:: To do ::
Every line with the word "solid" in it should be extracted from the data that follows.
+++ Listed records +++
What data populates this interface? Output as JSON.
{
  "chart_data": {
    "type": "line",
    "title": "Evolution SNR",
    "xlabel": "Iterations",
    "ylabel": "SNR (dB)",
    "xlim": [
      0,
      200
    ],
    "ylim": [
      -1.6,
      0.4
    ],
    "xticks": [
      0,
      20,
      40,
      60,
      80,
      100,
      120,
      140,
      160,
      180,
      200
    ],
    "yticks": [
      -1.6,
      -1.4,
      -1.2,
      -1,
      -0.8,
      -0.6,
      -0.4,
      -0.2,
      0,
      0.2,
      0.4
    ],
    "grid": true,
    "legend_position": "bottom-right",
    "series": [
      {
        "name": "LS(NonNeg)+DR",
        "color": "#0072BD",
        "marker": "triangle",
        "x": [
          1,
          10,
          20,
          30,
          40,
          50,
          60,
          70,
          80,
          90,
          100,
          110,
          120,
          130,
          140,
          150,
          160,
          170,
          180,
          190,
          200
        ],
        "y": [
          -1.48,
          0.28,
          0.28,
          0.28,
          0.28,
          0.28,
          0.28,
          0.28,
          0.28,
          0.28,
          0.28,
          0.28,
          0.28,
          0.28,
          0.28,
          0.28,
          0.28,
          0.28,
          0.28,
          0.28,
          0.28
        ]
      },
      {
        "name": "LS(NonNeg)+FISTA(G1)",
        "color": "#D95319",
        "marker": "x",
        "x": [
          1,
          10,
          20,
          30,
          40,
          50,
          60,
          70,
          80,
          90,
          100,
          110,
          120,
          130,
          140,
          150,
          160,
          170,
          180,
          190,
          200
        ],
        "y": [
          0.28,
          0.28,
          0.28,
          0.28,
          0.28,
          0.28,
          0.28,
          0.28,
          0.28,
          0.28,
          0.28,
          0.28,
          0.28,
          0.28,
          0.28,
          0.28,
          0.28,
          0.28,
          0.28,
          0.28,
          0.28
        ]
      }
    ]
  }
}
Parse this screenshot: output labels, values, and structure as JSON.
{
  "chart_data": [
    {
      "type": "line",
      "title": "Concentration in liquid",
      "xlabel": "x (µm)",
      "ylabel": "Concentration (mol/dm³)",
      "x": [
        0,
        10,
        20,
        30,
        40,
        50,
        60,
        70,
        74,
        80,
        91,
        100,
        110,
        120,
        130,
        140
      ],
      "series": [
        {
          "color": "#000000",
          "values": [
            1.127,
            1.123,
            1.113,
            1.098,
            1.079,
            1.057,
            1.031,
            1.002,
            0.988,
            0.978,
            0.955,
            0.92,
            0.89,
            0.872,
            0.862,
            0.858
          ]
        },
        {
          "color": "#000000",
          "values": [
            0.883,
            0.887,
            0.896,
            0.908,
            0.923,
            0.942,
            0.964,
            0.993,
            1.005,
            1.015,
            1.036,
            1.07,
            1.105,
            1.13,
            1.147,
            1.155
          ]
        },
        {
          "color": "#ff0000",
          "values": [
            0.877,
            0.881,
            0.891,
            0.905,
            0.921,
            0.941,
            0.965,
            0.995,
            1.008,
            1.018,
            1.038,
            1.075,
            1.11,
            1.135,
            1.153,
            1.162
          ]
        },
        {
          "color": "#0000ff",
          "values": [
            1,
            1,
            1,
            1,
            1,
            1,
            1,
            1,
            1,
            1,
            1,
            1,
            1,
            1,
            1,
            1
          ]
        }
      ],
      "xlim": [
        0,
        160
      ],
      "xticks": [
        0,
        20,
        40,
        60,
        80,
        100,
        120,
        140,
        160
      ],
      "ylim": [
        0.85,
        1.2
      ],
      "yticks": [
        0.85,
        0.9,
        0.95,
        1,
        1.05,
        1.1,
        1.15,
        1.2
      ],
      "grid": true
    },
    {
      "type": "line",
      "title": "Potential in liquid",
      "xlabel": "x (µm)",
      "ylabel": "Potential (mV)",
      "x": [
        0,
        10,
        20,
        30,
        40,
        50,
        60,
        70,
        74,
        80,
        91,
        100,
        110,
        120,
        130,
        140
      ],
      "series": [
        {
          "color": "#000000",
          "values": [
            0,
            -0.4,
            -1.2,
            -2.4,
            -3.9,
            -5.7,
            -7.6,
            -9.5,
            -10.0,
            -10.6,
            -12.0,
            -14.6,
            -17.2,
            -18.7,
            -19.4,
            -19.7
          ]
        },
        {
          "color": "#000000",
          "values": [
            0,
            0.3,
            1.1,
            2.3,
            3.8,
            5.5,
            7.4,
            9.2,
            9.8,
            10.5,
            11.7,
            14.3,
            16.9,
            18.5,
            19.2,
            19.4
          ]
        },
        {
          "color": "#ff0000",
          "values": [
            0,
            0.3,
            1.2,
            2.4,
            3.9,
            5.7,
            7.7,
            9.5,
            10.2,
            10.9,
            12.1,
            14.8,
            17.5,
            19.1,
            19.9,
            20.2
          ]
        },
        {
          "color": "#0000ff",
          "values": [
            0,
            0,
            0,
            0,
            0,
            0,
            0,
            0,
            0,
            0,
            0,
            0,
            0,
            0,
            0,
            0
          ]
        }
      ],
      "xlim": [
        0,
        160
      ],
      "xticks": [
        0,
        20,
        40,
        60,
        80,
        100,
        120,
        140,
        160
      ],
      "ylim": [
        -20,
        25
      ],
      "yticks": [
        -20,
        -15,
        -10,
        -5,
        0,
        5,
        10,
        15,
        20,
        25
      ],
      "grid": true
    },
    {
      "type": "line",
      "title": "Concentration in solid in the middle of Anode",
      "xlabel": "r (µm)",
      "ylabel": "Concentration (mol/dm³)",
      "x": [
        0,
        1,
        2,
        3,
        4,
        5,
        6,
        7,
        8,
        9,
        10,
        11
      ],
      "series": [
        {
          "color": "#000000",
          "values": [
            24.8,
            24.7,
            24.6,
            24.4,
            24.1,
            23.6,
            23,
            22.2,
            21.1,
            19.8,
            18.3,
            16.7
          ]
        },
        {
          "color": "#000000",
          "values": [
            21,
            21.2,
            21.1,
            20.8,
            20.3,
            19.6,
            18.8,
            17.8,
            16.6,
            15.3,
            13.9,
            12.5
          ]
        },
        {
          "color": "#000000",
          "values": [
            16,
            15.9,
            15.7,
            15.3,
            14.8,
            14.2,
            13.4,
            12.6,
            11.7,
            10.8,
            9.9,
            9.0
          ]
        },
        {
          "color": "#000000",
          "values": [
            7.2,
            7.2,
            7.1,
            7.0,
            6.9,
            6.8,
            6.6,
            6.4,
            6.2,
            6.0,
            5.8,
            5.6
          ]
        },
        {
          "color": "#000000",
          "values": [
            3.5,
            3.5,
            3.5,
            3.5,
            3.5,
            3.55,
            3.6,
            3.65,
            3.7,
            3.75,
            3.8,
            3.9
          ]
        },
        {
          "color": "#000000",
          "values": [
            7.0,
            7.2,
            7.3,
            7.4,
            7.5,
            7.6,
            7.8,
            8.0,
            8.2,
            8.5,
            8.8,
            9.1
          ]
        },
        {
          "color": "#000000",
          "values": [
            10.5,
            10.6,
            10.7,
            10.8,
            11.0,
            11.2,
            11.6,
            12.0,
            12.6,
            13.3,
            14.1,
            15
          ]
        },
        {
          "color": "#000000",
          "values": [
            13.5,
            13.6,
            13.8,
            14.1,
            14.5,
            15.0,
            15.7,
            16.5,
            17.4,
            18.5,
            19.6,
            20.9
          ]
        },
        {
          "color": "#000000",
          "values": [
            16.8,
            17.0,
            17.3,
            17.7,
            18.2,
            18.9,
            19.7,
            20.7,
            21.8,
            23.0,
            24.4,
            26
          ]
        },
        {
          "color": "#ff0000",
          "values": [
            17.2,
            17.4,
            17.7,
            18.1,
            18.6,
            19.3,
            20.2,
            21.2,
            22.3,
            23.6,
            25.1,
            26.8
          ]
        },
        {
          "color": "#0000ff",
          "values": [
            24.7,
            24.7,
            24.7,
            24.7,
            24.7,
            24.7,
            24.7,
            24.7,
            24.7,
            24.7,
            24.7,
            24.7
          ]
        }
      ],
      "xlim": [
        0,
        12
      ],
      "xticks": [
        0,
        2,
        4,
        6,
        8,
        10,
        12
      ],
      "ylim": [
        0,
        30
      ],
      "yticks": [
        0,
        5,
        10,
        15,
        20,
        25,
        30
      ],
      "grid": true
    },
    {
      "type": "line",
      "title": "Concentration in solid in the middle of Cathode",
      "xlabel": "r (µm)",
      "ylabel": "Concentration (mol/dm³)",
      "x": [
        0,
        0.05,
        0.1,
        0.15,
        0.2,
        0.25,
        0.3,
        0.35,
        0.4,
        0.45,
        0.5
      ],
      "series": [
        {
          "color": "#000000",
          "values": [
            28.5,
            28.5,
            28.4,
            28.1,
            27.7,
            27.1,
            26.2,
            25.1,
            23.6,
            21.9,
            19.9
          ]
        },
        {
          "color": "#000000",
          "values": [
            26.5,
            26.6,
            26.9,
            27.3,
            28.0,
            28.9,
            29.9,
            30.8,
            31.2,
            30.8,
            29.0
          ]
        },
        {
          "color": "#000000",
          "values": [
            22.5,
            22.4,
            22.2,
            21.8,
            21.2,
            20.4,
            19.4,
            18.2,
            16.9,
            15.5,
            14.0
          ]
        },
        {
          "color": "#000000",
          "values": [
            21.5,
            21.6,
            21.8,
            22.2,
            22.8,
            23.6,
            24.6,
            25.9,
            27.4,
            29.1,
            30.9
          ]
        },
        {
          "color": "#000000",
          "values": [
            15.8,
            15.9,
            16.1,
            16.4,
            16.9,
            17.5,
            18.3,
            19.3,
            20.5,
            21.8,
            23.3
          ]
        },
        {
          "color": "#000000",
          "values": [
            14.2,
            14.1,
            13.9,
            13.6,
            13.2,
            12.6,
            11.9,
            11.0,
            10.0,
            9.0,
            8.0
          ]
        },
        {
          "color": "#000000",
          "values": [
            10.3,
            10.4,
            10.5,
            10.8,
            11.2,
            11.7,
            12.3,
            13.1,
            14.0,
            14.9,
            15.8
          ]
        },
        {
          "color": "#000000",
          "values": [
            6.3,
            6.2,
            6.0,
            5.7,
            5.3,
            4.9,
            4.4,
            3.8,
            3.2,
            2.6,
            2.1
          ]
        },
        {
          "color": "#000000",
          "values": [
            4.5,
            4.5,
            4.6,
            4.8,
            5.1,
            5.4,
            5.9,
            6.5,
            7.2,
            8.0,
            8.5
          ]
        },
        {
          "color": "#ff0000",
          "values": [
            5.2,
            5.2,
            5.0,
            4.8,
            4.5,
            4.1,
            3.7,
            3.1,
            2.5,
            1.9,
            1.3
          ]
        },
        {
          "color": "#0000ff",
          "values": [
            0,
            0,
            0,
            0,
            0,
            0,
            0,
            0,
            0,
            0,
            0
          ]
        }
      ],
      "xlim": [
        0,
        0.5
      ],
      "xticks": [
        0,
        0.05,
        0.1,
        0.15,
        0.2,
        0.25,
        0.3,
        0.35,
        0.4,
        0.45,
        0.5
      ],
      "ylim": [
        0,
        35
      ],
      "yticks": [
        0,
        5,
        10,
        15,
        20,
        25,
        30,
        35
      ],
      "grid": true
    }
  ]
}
+++
:: Response to this exercise ::
      "title": "Concentration in solid in the middle of Anode",
      "title": "Concentration in solid in the middle of Cathode",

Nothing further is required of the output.